> _Your objective_
Every line below that holds the string "sound" should be copied out.

(Data items)
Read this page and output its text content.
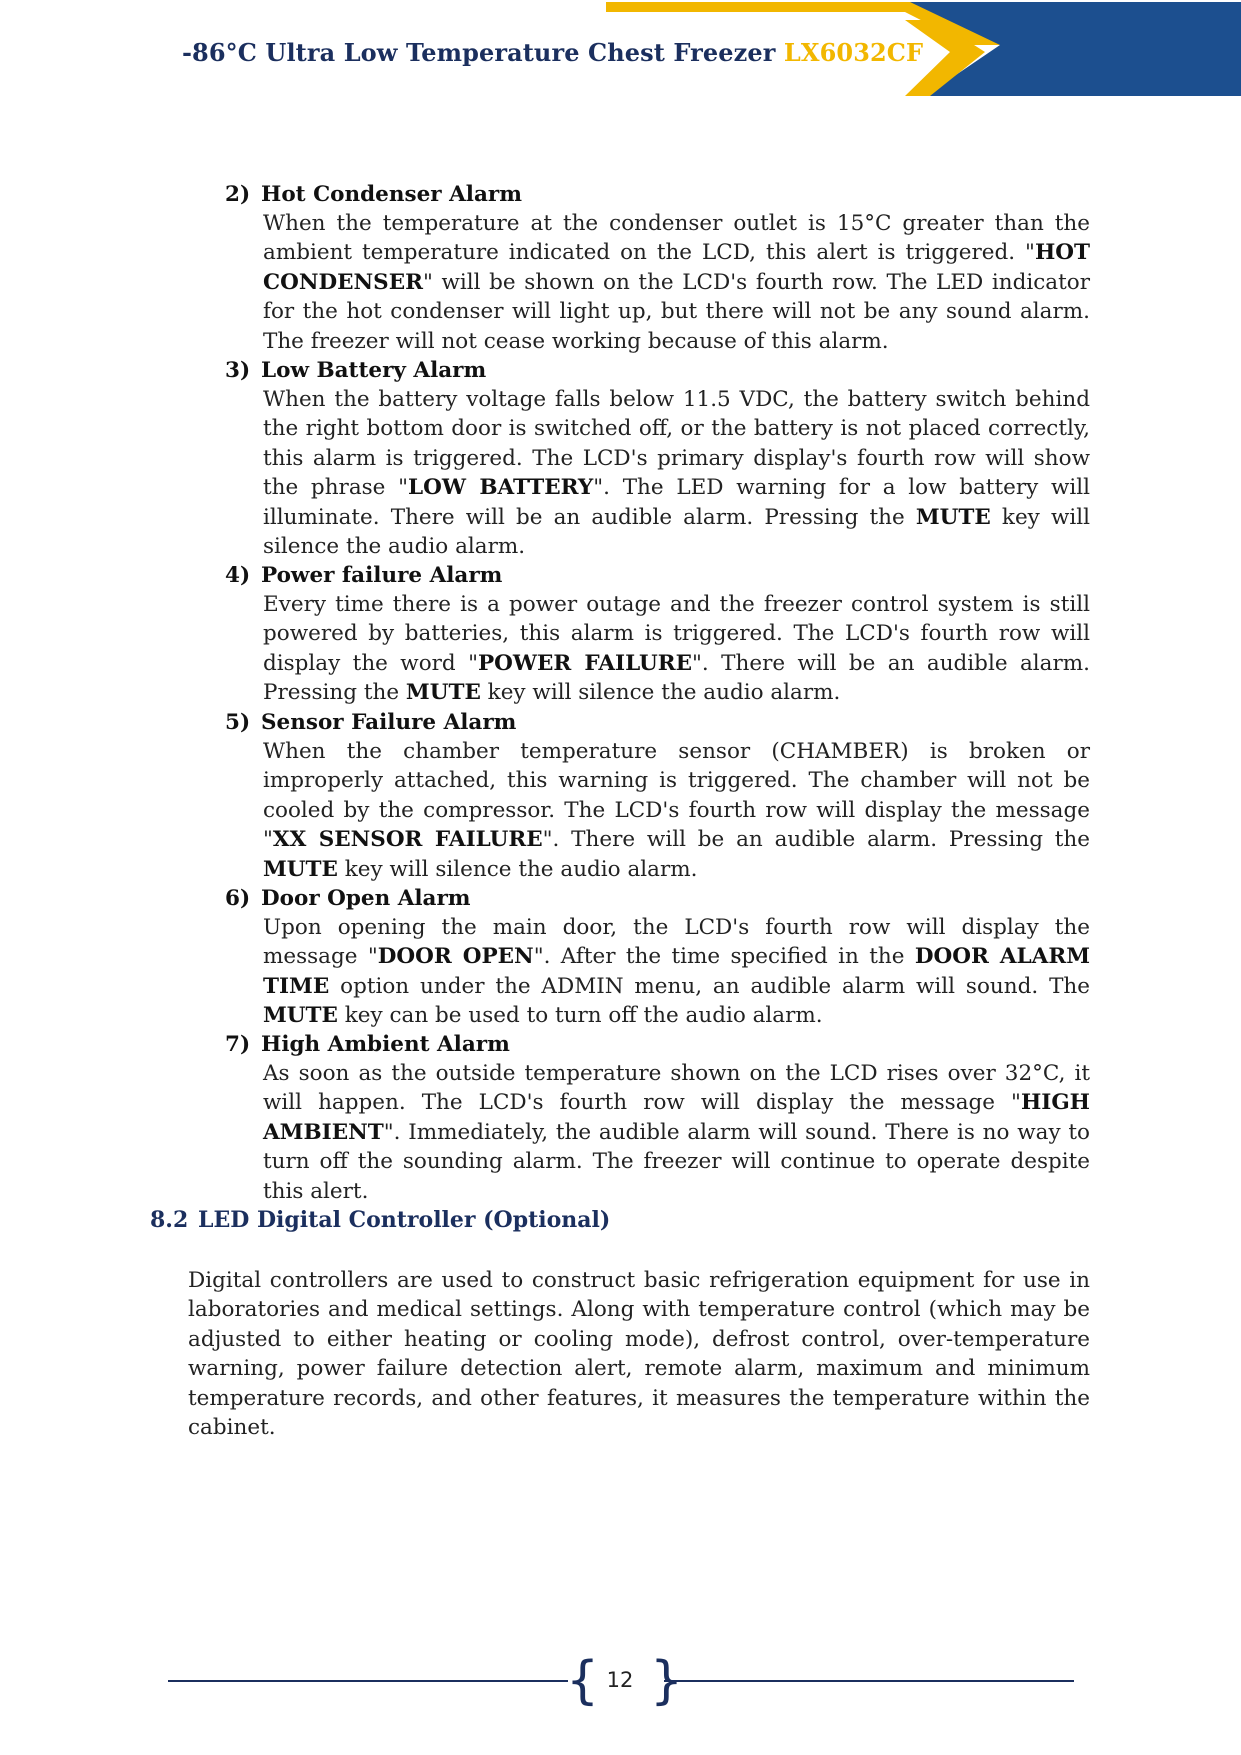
-86°C Ultra Low Temperature Chest Freezer LX6032CF
2) Hot Condenser Alarm
When the temperature at the condenser outlet is 15°C greater than the ambient temperature indicated on the LCD, this alert is triggered. "HOT CONDENSER" will be shown on the LCD's fourth row. The LED indicator for the hot condenser will light up, but there will not be any sound alarm. The freezer will not cease working because of this alarm.
3) Low Battery Alarm
When the battery voltage falls below 11.5 VDC, the battery switch behind the right bottom door is switched off, or the battery is not placed correctly, this alarm is triggered. The LCD's primary display's fourth row will show the phrase "LOW BATTERY". The LED warning for a low battery will illuminate. There will be an audible alarm. Pressing the MUTE key will silence the audio alarm.
4) Power failure Alarm
Every time there is a power outage and the freezer control system is still powered by batteries, this alarm is triggered. The LCD's fourth row will display the word "POWER FAILURE". There will be an audible alarm. Pressing the MUTE key will silence the audio alarm.
5) Sensor Failure Alarm
When the chamber temperature sensor (CHAMBER) is broken or improperly attached, this warning is triggered. The chamber will not be cooled by the compressor. The LCD's fourth row will display the message "XX SENSOR FAILURE". There will be an audible alarm. Pressing the MUTE key will silence the audio alarm.
6) Door Open Alarm
Upon opening the main door, the LCD's fourth row will display the message "DOOR OPEN". After the time specified in the DOOR ALARM TIME option under the ADMIN menu, an audible alarm will sound. The MUTE key can be used to turn off the audio alarm.
7) High Ambient Alarm
As soon as the outside temperature shown on the LCD rises over 32°C, it will happen. The LCD's fourth row will display the message "HIGH AMBIENT". Immediately, the audible alarm will sound. There is no way to turn off the sounding alarm. The freezer will continue to operate despite this alert.
8.2 LED Digital Controller (Optional)
Digital controllers are used to construct basic refrigeration equipment for use in laboratories and medical settings. Along with temperature control (which may be adjusted to either heating or cooling mode), defrost control, over-temperature warning, power failure detection alert, remote alarm, maximum and minimum temperature records, and other features, it measures the temperature within the cabinet.
{ }
12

> _Task result_
When the temperature at the condenser outlet is 15°C greater than the ambient temperature indicated on the LCD, this alert is triggered. "HOT CONDENSER" will be shown on the LCD's fourth row. The LED indicator for the hot condenser will light up, but there will not be any sound alarm. The freezer will not cease working because of this alarm.
Upon opening the main door, the LCD's fourth row will display the message "DOOR OPEN". After the time specified in the DOOR ALARM TIME option under the ADMIN menu, an audible alarm will sound. The MUTE key can be used to turn off the audio alarm.
As soon as the outside temperature shown on the LCD rises over 32°C, it will happen. The LCD's fourth row will display the message "HIGH AMBIENT". Immediately, the audible alarm will sound. There is no way to turn off the sounding alarm. The freezer will continue to operate despite this alert.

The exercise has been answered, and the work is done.